DATASET ENTRIES —
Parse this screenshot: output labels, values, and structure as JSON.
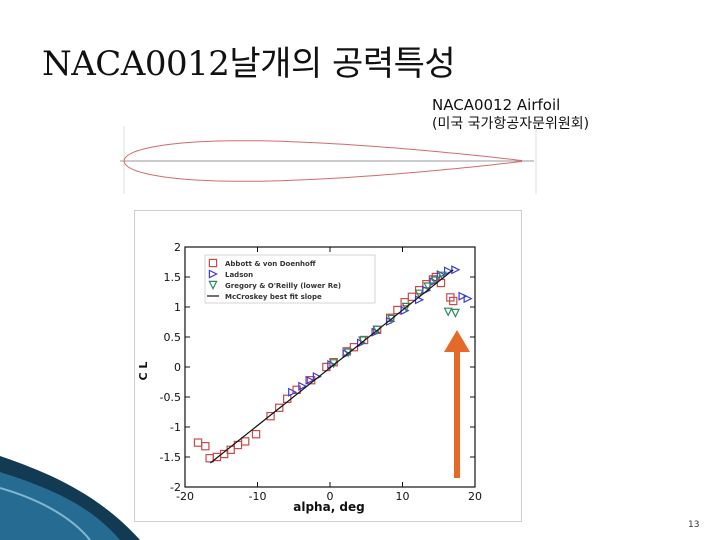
{
  "slide": {
    "title": "NACA0012날개의 공력특성",
    "caption_line1": "NACA0012 Airfoil",
    "caption_line2": "(미국 국가항공자문위원회)",
    "page_number": "13"
  },
  "colors": {
    "airfoil": "#d66a6a",
    "abbott": "#c84b4b",
    "ladson": "#3b3bd6",
    "gregory": "#2d8a5c",
    "fit_line": "#111111",
    "arrow": "#e56a2a",
    "wave_dark": "#123a52",
    "wave_light": "#2d7ea8"
  },
  "icons": {
    "arrow": "up-arrow-icon",
    "wave": "corner-wave-decoration"
  },
  "chart_data": {
    "type": "scatter",
    "title": "",
    "xlabel": "alpha, deg",
    "ylabel": "C L",
    "xlim": [
      -20,
      20
    ],
    "ylim": [
      -2,
      2
    ],
    "xticks": [
      "-20",
      "-10",
      "0",
      "10",
      "20"
    ],
    "yticks": [
      "-2",
      "-1.5",
      "-1",
      "-0.5",
      "0",
      "0.5",
      "1",
      "1.5",
      "2"
    ],
    "grid": false,
    "legend_position": "top-left",
    "series": [
      {
        "name": "Abbott & von Doenhoff",
        "marker": "square",
        "x": [
          -18.2,
          -17.2,
          -16.6,
          -15.6,
          -14.6,
          -13.7,
          -12.7,
          -11.7,
          -10.2,
          -8.2,
          -7.0,
          -5.9,
          -4.6,
          -2.6,
          -0.5,
          0.5,
          2.3,
          3.3,
          4.7,
          6.5,
          8.3,
          9.3,
          10.3,
          11.3,
          12.3,
          13.3,
          14.2,
          14.6,
          15.3,
          16.6,
          17.0
        ],
        "y": [
          -1.26,
          -1.32,
          -1.52,
          -1.5,
          -1.45,
          -1.38,
          -1.3,
          -1.24,
          -1.12,
          -0.82,
          -0.68,
          -0.53,
          -0.38,
          -0.22,
          0.0,
          0.08,
          0.26,
          0.33,
          0.45,
          0.62,
          0.82,
          0.95,
          1.08,
          1.17,
          1.28,
          1.38,
          1.46,
          1.5,
          1.4,
          1.16,
          1.1
        ]
      },
      {
        "name": "Ladson",
        "marker": "triangle-right",
        "x": [
          -5.2,
          -3.8,
          -2.8,
          -1.8,
          0.2,
          2.3,
          4.3,
          6.3,
          8.3,
          10.3,
          12.3,
          13.3,
          14.3,
          15.3,
          16.3,
          17.3,
          18.3,
          19.0
        ],
        "y": [
          -0.42,
          -0.32,
          -0.22,
          -0.16,
          0.04,
          0.22,
          0.4,
          0.58,
          0.76,
          0.94,
          1.12,
          1.28,
          1.42,
          1.54,
          1.6,
          1.62,
          1.18,
          1.14
        ]
      },
      {
        "name": "Gregory & O'Reilly (lower Re)",
        "marker": "triangle-down",
        "x": [
          0.5,
          2.5,
          4.5,
          6.5,
          8.5,
          10.5,
          12.3,
          13.5,
          14.5,
          15.5,
          16.3,
          17.3
        ],
        "y": [
          0.06,
          0.24,
          0.44,
          0.62,
          0.8,
          1.0,
          1.22,
          1.34,
          1.44,
          1.52,
          0.92,
          0.9
        ]
      },
      {
        "name": "McCroskey best fit slope",
        "type": "line",
        "x": [
          -16.5,
          17.0
        ],
        "y": [
          -1.6,
          1.62
        ]
      }
    ]
  }
}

WHAT THE TASK ASKS —
Using the listing, copy every line where the word "name" shows up.

TASK OUTPUT —
        "name": "Abbott & von Doenhoff",
        "name": "Ladson",
        "name": "Gregory & O'Reilly (lower Re)",
        "name": "McCroskey best fit slope",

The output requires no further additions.